━━ Data records

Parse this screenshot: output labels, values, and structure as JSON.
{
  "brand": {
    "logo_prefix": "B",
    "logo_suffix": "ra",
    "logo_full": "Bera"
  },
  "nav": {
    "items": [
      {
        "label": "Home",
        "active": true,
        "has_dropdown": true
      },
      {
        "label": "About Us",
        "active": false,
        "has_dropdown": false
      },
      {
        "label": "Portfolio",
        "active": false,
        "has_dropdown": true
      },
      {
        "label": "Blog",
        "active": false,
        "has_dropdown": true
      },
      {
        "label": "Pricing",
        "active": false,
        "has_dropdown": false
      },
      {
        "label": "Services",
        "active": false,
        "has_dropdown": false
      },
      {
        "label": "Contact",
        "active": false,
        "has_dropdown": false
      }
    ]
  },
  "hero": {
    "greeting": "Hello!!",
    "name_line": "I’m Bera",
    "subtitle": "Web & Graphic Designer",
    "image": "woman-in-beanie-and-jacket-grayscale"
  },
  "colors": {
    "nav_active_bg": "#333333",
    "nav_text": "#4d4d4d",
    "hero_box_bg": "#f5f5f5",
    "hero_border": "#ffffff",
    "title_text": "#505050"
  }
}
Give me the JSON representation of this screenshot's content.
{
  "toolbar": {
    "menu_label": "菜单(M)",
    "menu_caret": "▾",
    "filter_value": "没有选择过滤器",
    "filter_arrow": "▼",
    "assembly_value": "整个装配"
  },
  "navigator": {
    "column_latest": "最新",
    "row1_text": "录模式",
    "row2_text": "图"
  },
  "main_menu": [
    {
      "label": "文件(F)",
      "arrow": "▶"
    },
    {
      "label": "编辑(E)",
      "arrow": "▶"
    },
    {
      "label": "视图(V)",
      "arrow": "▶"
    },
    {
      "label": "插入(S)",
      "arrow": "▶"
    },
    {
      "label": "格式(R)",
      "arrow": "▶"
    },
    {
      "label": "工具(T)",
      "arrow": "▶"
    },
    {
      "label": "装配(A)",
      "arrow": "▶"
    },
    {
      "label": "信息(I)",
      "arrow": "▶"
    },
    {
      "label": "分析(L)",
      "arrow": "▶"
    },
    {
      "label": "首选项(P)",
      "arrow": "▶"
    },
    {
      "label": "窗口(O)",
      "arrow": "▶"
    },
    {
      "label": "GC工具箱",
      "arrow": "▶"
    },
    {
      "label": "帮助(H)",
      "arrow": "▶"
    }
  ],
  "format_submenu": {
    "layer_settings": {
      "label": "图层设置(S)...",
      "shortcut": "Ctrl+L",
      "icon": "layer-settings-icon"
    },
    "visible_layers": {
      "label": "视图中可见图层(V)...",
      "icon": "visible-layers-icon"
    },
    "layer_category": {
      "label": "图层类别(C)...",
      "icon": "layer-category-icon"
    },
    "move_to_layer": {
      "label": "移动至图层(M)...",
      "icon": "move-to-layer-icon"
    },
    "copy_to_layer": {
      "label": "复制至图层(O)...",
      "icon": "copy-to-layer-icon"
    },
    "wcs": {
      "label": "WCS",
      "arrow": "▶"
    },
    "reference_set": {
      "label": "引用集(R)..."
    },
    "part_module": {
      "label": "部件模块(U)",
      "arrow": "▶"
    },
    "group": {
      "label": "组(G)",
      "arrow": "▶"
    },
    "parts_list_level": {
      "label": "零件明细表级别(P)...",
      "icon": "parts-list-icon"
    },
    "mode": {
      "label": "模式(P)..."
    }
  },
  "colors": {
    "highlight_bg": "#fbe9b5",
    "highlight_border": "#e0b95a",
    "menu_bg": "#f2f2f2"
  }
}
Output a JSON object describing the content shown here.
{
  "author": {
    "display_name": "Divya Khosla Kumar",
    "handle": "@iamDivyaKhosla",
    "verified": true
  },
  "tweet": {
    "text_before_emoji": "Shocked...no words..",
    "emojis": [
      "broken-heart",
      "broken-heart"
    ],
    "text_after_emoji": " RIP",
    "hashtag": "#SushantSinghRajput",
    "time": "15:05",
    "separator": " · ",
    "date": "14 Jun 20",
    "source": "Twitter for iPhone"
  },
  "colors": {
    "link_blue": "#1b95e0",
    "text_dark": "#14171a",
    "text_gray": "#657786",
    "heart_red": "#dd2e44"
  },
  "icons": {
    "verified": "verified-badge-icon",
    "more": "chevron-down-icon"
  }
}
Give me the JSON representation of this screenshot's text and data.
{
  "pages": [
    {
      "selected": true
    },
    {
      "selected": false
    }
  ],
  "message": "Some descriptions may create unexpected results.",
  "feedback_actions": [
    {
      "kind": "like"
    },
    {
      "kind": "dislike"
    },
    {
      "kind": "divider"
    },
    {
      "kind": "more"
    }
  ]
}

━━━━

Work to be completed -
Repeat the records above exactly, from the first line to the last.

Task solution -
Parse this screenshot: output labels, values, and structure as JSON.
{
  "brand": {
    "logo_prefix": "B",
    "logo_suffix": "ra",
    "logo_full": "Bera"
  },
  "nav": {
    "items": [
      {
        "label": "Home",
        "active": true,
        "has_dropdown": true
      },
      {
        "label": "About Us",
        "active": false,
        "has_dropdown": false
      },
      {
        "label": "Portfolio",
        "active": false,
        "has_dropdown": true
      },
      {
        "label": "Blog",
        "active": false,
        "has_dropdown": true
      },
      {
        "label": "Pricing",
        "active": false,
        "has_dropdown": false
      },
      {
        "label": "Services",
        "active": false,
        "has_dropdown": false
      },
      {
        "label": "Contact",
        "active": false,
        "has_dropdown": false
      }
    ]
  },
  "hero": {
    "greeting": "Hello!!",
    "name_line": "I’m Bera",
    "subtitle": "Web & Graphic Designer",
    "image": "woman-in-beanie-and-jacket-grayscale"
  },
  "colors": {
    "nav_active_bg": "#333333",
    "nav_text": "#4d4d4d",
    "hero_box_bg": "#f5f5f5",
    "hero_border": "#ffffff",
    "title_text": "#505050"
  }
}
Give me the JSON representation of this screenshot's content.
{
  "toolbar": {
    "menu_label": "菜单(M)",
    "menu_caret": "▾",
    "filter_value": "没有选择过滤器",
    "filter_arrow": "▼",
    "assembly_value": "整个装配"
  },
  "navigator": {
    "column_latest": "最新",
    "row1_text": "录模式",
    "row2_text": "图"
  },
  "main_menu": [
    {
      "label": "文件(F)",
      "arrow": "▶"
    },
    {
      "label": "编辑(E)",
      "arrow": "▶"
    },
    {
      "label": "视图(V)",
      "arrow": "▶"
    },
    {
      "label": "插入(S)",
      "arrow": "▶"
    },
    {
      "label": "格式(R)",
      "arrow": "▶"
    },
    {
      "label": "工具(T)",
      "arrow": "▶"
    },
    {
      "label": "装配(A)",
      "arrow": "▶"
    },
    {
      "label": "信息(I)",
      "arrow": "▶"
    },
    {
      "label": "分析(L)",
      "arrow": "▶"
    },
    {
      "label": "首选项(P)",
      "arrow": "▶"
    },
    {
      "label": "窗口(O)",
      "arrow": "▶"
    },
    {
      "label": "GC工具箱",
      "arrow": "▶"
    },
    {
      "label": "帮助(H)",
      "arrow": "▶"
    }
  ],
  "format_submenu": {
    "layer_settings": {
      "label": "图层设置(S)...",
      "shortcut": "Ctrl+L",
      "icon": "layer-settings-icon"
    },
    "visible_layers": {
      "label": "视图中可见图层(V)...",
      "icon": "visible-layers-icon"
    },
    "layer_category": {
      "label": "图层类别(C)...",
      "icon": "layer-category-icon"
    },
    "move_to_layer": {
      "label": "移动至图层(M)...",
      "icon": "move-to-layer-icon"
    },
    "copy_to_layer": {
      "label": "复制至图层(O)...",
      "icon": "copy-to-layer-icon"
    },
    "wcs": {
      "label": "WCS",
      "arrow": "▶"
    },
    "reference_set": {
      "label": "引用集(R)..."
    },
    "part_module": {
      "label": "部件模块(U)",
      "arrow": "▶"
    },
    "group": {
      "label": "组(G)",
      "arrow": "▶"
    },
    "parts_list_level": {
      "label": "零件明细表级别(P)...",
      "icon": "parts-list-icon"
    },
    "mode": {
      "label": "模式(P)..."
    }
  },
  "colors": {
    "highlight_bg": "#fbe9b5",
    "highlight_border": "#e0b95a",
    "menu_bg": "#f2f2f2"
  }
}
Output a JSON object describing the content shown here.
{
  "author": {
    "display_name": "Divya Khosla Kumar",
    "handle": "@iamDivyaKhosla",
    "verified": true
  },
  "tweet": {
    "text_before_emoji": "Shocked...no words..",
    "emojis": [
      "broken-heart",
      "broken-heart"
    ],
    "text_after_emoji": " RIP",
    "hashtag": "#SushantSinghRajput",
    "time": "15:05",
    "separator": " · ",
    "date": "14 Jun 20",
    "source": "Twitter for iPhone"
  },
  "colors": {
    "link_blue": "#1b95e0",
    "text_dark": "#14171a",
    "text_gray": "#657786",
    "heart_red": "#dd2e44"
  },
  "icons": {
    "verified": "verified-badge-icon",
    "more": "chevron-down-icon"
  }
}
Give me the JSON representation of this screenshot's text and data.
{
  "pages": [
    {
      "selected": true
    },
    {
      "selected": false
    }
  ],
  "message": "Some descriptions may create unexpected results.",
  "feedback_actions": [
    {
      "kind": "like"
    },
    {
      "kind": "dislike"
    },
    {
      "kind": "divider"
    },
    {
      "kind": "more"
    }
  ]
}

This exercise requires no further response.